(Layout annotation records)
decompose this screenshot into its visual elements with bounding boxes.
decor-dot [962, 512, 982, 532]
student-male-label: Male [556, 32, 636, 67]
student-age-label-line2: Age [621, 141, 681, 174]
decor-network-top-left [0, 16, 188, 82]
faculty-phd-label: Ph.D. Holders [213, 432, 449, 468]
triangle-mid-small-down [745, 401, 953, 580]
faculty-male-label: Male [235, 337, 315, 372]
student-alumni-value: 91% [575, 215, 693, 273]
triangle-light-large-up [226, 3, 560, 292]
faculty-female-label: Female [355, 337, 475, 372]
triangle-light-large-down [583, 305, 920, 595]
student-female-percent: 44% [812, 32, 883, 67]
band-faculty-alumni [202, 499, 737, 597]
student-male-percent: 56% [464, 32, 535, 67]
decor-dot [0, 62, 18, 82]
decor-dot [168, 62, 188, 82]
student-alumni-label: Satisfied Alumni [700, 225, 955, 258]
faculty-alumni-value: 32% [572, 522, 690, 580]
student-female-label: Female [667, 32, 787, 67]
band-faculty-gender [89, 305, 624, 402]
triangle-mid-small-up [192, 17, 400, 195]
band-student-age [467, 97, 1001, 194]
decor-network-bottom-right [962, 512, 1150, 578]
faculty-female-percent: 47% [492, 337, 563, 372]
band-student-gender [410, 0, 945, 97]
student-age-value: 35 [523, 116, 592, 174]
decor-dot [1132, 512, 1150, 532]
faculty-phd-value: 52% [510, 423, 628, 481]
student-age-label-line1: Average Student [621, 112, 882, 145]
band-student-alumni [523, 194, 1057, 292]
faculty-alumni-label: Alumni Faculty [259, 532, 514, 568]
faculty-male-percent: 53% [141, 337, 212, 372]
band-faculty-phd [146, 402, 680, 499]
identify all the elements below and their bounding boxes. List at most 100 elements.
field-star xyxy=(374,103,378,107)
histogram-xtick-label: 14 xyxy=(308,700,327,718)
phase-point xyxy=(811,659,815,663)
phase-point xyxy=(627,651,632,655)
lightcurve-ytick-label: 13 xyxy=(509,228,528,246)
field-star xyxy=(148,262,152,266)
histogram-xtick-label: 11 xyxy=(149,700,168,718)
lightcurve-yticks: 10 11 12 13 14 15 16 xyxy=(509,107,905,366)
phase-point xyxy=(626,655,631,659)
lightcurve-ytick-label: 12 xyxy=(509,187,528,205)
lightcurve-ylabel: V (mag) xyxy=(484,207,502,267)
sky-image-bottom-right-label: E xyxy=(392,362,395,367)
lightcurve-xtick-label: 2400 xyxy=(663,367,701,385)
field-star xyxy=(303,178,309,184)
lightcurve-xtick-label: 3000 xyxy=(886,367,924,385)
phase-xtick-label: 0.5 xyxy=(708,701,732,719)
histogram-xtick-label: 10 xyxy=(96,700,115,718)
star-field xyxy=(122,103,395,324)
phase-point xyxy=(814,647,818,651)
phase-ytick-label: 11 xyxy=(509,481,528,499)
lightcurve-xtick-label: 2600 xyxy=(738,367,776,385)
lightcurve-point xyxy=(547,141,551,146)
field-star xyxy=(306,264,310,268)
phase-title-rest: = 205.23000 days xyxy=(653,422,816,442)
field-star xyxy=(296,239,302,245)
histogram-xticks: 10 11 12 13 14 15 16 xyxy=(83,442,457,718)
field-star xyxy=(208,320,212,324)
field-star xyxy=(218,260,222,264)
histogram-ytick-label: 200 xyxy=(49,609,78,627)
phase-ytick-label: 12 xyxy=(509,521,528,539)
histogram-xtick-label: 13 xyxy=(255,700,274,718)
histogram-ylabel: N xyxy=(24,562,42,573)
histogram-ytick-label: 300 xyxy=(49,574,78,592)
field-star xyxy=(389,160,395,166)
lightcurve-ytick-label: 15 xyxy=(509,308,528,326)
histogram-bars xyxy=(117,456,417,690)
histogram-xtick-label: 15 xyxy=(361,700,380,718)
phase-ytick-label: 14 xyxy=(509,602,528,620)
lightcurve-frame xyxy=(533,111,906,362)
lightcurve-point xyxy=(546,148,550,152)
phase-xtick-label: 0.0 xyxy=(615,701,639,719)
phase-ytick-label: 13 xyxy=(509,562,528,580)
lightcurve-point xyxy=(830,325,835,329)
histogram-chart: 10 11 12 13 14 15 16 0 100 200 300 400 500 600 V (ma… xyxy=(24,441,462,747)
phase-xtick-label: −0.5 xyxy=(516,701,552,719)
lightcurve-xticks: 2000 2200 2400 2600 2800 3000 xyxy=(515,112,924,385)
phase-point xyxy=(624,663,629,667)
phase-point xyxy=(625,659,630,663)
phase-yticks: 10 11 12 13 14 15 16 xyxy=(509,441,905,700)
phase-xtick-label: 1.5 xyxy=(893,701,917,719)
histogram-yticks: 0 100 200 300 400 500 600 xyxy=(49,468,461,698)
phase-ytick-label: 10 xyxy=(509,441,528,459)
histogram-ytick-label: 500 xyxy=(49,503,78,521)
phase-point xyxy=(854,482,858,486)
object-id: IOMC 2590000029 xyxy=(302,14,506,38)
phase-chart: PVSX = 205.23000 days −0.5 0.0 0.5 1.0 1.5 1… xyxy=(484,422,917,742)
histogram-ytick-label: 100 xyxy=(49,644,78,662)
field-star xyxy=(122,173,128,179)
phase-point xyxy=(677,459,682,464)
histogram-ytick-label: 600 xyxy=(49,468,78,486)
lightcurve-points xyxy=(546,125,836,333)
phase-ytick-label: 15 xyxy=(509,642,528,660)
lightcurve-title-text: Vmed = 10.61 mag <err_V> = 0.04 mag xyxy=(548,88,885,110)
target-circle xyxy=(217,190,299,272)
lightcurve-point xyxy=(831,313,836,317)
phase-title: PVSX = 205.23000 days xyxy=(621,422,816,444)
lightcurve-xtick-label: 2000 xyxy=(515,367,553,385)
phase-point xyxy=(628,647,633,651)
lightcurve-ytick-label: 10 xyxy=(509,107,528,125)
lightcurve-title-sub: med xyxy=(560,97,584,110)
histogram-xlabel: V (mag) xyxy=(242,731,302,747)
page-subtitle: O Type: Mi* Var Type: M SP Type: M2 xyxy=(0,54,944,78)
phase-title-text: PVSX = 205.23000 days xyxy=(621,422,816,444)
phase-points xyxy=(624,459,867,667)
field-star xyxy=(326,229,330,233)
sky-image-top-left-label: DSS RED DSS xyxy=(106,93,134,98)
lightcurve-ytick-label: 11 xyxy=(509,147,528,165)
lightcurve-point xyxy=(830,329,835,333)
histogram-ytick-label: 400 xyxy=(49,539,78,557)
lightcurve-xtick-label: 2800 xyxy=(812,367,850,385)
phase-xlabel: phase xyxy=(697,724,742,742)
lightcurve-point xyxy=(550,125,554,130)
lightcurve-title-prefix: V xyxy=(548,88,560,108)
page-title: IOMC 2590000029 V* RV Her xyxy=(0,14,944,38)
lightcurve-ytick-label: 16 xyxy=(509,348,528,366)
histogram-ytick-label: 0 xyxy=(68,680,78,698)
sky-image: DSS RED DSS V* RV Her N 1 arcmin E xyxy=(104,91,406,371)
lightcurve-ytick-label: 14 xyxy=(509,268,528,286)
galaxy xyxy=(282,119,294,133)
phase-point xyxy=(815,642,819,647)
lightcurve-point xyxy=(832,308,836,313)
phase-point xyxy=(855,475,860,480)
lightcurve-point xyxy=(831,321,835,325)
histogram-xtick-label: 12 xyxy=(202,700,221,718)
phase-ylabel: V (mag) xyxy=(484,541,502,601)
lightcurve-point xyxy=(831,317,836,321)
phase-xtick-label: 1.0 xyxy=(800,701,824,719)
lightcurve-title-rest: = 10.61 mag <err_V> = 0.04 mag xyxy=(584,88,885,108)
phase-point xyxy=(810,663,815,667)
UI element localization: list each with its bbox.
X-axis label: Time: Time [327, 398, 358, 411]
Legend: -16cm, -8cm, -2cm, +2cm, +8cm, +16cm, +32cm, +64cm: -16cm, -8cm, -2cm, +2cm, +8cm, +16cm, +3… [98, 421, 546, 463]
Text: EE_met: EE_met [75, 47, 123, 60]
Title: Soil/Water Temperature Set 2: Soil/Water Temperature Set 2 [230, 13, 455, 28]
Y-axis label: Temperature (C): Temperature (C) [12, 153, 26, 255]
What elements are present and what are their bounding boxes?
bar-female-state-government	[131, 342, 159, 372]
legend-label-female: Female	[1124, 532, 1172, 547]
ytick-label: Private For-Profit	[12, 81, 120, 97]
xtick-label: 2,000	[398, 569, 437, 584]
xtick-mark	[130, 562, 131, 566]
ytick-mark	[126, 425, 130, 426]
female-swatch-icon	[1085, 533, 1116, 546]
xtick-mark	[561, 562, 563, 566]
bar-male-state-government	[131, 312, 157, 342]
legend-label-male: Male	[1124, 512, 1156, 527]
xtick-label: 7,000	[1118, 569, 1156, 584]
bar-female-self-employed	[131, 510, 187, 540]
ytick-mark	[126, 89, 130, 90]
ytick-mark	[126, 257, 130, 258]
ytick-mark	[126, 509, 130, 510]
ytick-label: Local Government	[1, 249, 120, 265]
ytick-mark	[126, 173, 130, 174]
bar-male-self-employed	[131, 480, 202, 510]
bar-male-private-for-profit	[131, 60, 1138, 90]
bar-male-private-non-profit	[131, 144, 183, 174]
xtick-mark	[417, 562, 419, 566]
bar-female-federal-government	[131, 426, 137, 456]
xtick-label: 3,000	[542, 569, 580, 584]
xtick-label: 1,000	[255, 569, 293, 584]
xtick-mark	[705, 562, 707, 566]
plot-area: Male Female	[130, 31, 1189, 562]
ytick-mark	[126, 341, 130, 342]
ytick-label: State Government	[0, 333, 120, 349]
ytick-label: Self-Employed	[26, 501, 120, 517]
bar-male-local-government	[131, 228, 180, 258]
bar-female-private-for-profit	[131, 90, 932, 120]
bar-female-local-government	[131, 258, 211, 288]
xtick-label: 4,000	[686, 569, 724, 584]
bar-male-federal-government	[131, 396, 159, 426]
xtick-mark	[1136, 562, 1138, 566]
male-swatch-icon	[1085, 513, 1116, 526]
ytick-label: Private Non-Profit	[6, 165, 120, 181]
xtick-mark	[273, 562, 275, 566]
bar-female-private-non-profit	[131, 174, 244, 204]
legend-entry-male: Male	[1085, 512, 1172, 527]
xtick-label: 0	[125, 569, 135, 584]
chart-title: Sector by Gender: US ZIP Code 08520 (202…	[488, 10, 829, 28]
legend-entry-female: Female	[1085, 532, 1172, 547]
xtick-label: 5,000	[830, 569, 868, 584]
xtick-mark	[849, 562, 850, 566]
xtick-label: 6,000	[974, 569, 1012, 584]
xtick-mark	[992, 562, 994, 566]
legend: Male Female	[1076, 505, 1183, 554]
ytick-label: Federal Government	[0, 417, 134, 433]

[Written instruction] Copy out every line from the very first one down to the line containing "sky-image-bottom-right-label: E xyxy=(392,362,395,367)", including that line.

[Solved problem]
decompose this screenshot into its visual elements with bounding boxes.
decor-dot [962, 512, 982, 532]
student-male-label: Male [556, 32, 636, 67]
student-age-label-line2: Age [621, 141, 681, 174]
decor-network-top-left [0, 16, 188, 82]
faculty-phd-label: Ph.D. Holders [213, 432, 449, 468]
triangle-mid-small-down [745, 401, 953, 580]
faculty-male-label: Male [235, 337, 315, 372]
student-alumni-value: 91% [575, 215, 693, 273]
triangle-light-large-up [226, 3, 560, 292]
faculty-female-label: Female [355, 337, 475, 372]
triangle-light-large-down [583, 305, 920, 595]
student-female-percent: 44% [812, 32, 883, 67]
band-faculty-alumni [202, 499, 737, 597]
student-male-percent: 56% [464, 32, 535, 67]
decor-dot [0, 62, 18, 82]
decor-dot [168, 62, 188, 82]
student-alumni-label: Satisfied Alumni [700, 225, 955, 258]
faculty-alumni-value: 32% [572, 522, 690, 580]
student-female-label: Female [667, 32, 787, 67]
band-faculty-gender [89, 305, 624, 402]
triangle-mid-small-up [192, 17, 400, 195]
band-student-age [467, 97, 1001, 194]
decor-network-bottom-right [962, 512, 1150, 578]
faculty-female-percent: 47% [492, 337, 563, 372]
band-student-gender [410, 0, 945, 97]
student-age-value: 35 [523, 116, 592, 174]
decor-dot [1132, 512, 1150, 532]
faculty-phd-value: 52% [510, 423, 628, 481]
student-age-label-line1: Average Student [621, 112, 882, 145]
band-student-alumni [523, 194, 1057, 292]
faculty-alumni-label: Alumni Faculty [259, 532, 514, 568]
faculty-male-percent: 53% [141, 337, 212, 372]
band-faculty-phd [146, 402, 680, 499]
identify all the elements below and their bounding boxes. List at most 100 elements.
field-star xyxy=(374,103,378,107)
histogram-xtick-label: 14 xyxy=(308,700,327,718)
phase-point xyxy=(811,659,815,663)
phase-point xyxy=(627,651,632,655)
lightcurve-ytick-label: 13 xyxy=(509,228,528,246)
field-star xyxy=(148,262,152,266)
histogram-xtick-label: 11 xyxy=(149,700,168,718)
lightcurve-yticks: 10 11 12 13 14 15 16 xyxy=(509,107,905,366)
phase-point xyxy=(626,655,631,659)
lightcurve-ytick-label: 12 xyxy=(509,187,528,205)
lightcurve-ylabel: V (mag) xyxy=(484,207,502,267)
sky-image-bottom-right-label: E xyxy=(392,362,395,367)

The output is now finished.